- EXERCISE REQUIREMENTS -
Wherever the word "Paul" appears in a line, extract that line.

[Stored data entries]
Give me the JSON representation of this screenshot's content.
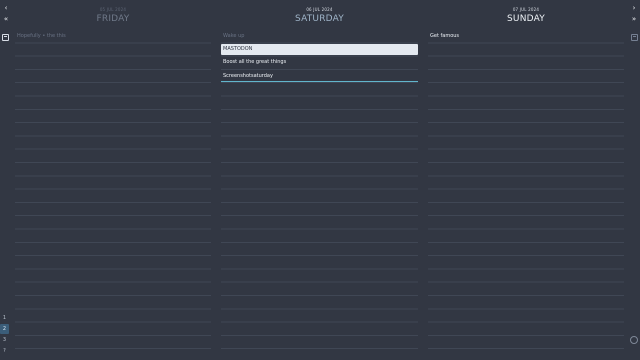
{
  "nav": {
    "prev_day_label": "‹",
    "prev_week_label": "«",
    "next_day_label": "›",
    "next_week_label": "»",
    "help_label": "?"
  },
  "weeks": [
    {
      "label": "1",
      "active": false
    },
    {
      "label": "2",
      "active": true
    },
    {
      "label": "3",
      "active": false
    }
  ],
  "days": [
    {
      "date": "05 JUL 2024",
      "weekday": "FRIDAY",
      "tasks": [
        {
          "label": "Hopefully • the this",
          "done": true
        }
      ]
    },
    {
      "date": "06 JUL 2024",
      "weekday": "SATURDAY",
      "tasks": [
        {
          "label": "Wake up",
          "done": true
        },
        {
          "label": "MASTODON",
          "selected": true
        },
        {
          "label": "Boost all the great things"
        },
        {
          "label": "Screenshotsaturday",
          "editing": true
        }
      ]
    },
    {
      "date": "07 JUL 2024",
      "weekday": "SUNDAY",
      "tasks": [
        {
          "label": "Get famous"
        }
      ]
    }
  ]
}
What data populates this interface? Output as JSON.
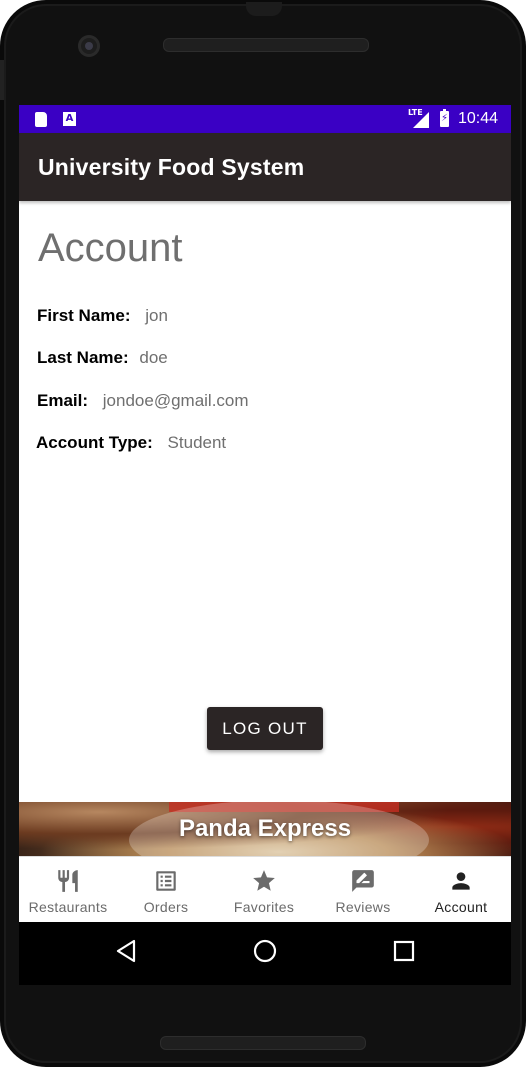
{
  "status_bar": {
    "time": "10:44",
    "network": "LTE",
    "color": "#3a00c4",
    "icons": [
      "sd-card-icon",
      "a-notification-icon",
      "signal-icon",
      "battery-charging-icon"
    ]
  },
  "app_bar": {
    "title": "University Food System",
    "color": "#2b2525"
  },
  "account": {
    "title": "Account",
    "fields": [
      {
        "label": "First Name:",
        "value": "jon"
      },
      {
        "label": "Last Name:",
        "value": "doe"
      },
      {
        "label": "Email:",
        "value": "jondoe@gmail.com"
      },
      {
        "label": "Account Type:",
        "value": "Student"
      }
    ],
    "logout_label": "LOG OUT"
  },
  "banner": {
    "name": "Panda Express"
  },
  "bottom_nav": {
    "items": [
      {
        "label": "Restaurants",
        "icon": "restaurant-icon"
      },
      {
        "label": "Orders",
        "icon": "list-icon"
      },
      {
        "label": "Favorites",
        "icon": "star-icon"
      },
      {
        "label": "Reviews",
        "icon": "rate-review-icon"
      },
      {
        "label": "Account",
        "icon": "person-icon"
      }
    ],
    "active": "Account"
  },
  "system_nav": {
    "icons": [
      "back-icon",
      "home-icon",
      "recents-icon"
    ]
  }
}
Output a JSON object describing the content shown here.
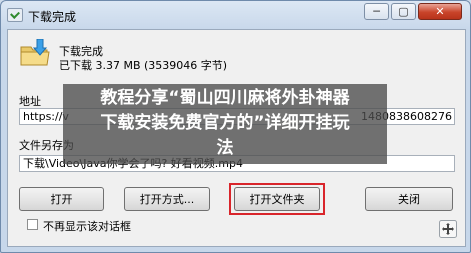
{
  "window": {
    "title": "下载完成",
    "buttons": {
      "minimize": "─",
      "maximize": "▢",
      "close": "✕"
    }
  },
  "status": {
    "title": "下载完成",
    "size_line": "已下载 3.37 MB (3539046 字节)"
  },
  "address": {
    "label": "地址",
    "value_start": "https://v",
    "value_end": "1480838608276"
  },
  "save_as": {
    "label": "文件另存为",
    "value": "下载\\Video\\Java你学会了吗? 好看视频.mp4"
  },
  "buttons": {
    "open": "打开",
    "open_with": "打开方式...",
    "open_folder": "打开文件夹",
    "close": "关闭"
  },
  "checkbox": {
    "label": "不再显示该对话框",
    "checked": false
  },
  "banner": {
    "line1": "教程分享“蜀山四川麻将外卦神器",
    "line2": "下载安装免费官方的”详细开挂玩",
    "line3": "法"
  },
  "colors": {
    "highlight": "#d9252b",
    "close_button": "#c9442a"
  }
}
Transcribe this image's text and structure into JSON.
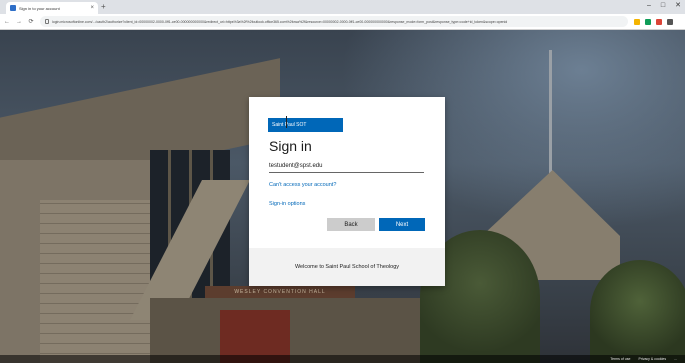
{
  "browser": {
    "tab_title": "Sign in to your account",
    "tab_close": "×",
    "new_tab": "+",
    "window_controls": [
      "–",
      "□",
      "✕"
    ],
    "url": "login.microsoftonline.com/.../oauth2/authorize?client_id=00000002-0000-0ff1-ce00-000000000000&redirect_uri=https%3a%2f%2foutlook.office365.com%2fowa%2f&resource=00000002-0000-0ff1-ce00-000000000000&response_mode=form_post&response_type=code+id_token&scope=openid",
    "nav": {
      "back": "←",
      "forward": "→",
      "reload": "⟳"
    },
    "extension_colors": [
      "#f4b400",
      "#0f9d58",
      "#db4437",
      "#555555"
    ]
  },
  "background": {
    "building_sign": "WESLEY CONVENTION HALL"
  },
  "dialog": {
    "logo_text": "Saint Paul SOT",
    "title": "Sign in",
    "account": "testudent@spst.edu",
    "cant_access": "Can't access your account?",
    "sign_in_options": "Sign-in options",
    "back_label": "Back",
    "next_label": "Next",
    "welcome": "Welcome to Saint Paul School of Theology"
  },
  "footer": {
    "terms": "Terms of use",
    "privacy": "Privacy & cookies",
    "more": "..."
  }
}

- RESPONSE TO THIS TASK -
    "logo_text": "Saint Paul SOT",
    "welcome": "Welcome to Saint Paul School of Theology"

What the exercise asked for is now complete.